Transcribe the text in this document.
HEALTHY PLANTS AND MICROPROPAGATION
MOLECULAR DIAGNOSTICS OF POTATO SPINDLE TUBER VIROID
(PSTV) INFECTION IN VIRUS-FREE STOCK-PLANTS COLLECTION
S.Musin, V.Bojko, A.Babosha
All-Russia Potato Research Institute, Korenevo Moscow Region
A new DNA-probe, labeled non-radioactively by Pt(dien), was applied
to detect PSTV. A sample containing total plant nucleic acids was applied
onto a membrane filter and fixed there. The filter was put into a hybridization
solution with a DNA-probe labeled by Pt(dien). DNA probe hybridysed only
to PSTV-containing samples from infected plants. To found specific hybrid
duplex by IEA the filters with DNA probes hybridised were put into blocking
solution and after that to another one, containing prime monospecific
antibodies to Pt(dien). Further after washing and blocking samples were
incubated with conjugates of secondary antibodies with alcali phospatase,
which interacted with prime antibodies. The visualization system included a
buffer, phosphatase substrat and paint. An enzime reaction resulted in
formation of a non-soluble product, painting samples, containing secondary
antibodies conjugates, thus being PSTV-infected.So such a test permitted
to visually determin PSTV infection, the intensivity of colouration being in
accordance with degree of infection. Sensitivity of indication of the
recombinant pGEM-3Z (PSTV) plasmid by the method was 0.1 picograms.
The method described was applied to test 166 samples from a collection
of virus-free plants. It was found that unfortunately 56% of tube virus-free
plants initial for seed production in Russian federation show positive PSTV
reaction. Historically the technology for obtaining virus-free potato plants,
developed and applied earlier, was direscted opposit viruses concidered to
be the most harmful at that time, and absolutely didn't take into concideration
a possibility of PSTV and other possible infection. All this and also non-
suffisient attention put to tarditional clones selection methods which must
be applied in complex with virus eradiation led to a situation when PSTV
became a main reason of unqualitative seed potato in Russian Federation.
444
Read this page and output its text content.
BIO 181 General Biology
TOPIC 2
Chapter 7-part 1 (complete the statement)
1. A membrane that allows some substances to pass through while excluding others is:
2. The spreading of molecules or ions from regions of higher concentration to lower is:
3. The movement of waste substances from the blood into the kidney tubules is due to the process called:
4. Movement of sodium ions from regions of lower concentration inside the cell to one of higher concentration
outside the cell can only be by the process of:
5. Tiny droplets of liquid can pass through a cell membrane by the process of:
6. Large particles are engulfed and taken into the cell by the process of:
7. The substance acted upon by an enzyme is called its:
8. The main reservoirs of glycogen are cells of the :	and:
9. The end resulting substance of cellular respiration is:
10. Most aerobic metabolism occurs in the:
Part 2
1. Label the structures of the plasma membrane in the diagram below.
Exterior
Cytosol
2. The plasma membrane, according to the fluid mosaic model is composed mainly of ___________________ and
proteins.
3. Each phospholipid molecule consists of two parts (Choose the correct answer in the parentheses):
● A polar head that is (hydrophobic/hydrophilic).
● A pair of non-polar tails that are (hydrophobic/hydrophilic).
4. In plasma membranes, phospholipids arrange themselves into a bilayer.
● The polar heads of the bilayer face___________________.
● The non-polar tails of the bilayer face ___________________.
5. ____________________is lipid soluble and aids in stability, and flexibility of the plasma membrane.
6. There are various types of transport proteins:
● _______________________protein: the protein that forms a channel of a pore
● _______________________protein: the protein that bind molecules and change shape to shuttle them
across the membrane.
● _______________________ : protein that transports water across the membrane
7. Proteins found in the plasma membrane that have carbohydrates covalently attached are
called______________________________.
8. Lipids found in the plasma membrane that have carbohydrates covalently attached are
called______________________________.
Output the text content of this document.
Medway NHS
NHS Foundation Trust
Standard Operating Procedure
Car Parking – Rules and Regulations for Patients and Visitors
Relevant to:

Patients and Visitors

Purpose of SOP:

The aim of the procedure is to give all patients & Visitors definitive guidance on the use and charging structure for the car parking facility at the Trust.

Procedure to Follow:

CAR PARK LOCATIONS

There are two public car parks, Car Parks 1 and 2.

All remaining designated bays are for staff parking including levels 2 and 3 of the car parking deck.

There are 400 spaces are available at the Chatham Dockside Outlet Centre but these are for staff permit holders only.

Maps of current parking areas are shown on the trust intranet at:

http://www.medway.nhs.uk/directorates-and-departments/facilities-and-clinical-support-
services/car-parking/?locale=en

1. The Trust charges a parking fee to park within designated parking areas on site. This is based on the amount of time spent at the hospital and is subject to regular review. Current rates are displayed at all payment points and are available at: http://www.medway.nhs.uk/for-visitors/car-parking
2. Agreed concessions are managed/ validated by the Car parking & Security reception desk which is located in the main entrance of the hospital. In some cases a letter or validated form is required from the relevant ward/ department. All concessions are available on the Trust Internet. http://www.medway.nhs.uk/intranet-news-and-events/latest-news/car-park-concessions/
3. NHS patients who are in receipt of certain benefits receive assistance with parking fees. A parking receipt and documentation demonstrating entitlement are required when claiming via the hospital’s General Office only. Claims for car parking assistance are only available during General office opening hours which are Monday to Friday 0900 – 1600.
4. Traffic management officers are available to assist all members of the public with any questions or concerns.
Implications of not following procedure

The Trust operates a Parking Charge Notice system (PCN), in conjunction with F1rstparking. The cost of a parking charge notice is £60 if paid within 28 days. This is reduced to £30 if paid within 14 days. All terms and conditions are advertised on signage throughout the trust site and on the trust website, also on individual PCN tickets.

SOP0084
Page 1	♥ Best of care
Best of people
============================================================
● GOAL OF THE EXERCISE
Go through the material above and report each line containing "samples".

● OUTPUT OF THE TASK
to PSTV-containing samples from infected plants. To found specific hybrid
antibodies to Pt(dien). Further after washing and blocking samples were
formation of a non-soluble product, painting samples, containing secondary
The method described was applied to test 166 samples from a collection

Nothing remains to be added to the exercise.